>>>
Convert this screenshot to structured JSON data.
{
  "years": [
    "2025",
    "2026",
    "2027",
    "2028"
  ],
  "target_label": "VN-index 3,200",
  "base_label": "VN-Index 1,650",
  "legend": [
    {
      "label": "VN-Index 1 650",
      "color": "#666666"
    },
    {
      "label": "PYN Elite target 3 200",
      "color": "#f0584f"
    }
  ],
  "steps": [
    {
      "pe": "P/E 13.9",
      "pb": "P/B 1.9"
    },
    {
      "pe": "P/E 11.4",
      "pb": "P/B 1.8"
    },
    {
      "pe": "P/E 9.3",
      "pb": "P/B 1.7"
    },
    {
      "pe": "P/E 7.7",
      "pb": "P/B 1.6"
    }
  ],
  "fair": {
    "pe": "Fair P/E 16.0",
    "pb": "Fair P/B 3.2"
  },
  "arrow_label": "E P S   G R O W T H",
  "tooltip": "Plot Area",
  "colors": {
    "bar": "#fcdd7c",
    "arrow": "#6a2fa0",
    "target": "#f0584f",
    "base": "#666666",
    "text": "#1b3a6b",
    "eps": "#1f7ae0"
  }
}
<<<
What you are asked to do: Copy out each line above, character for character.

Task output:
Convert this screenshot to structured JSON data.
{
  "years": [
    "2025",
    "2026",
    "2027",
    "2028"
  ],
  "target_label": "VN-index 3,200",
  "base_label": "VN-Index 1,650",
  "legend": [
    {
      "label": "VN-Index 1 650",
      "color": "#666666"
    },
    {
      "label": "PYN Elite target 3 200",
      "color": "#f0584f"
    }
  ],
  "steps": [
    {
      "pe": "P/E 13.9",
      "pb": "P/B 1.9"
    },
    {
      "pe": "P/E 11.4",
      "pb": "P/B 1.8"
    },
    {
      "pe": "P/E 9.3",
      "pb": "P/B 1.7"
    },
    {
      "pe": "P/E 7.7",
      "pb": "P/B 1.6"
    }
  ],
  "fair": {
    "pe": "Fair P/E 16.0",
    "pb": "Fair P/B 3.2"
  },
  "arrow_label": "E P S   G R O W T H",
  "tooltip": "Plot Area",
  "colors": {
    "bar": "#fcdd7c",
    "arrow": "#6a2fa0",
    "target": "#f0584f",
    "base": "#666666",
    "text": "#1b3a6b",
    "eps": "#1f7ae0"
  }
}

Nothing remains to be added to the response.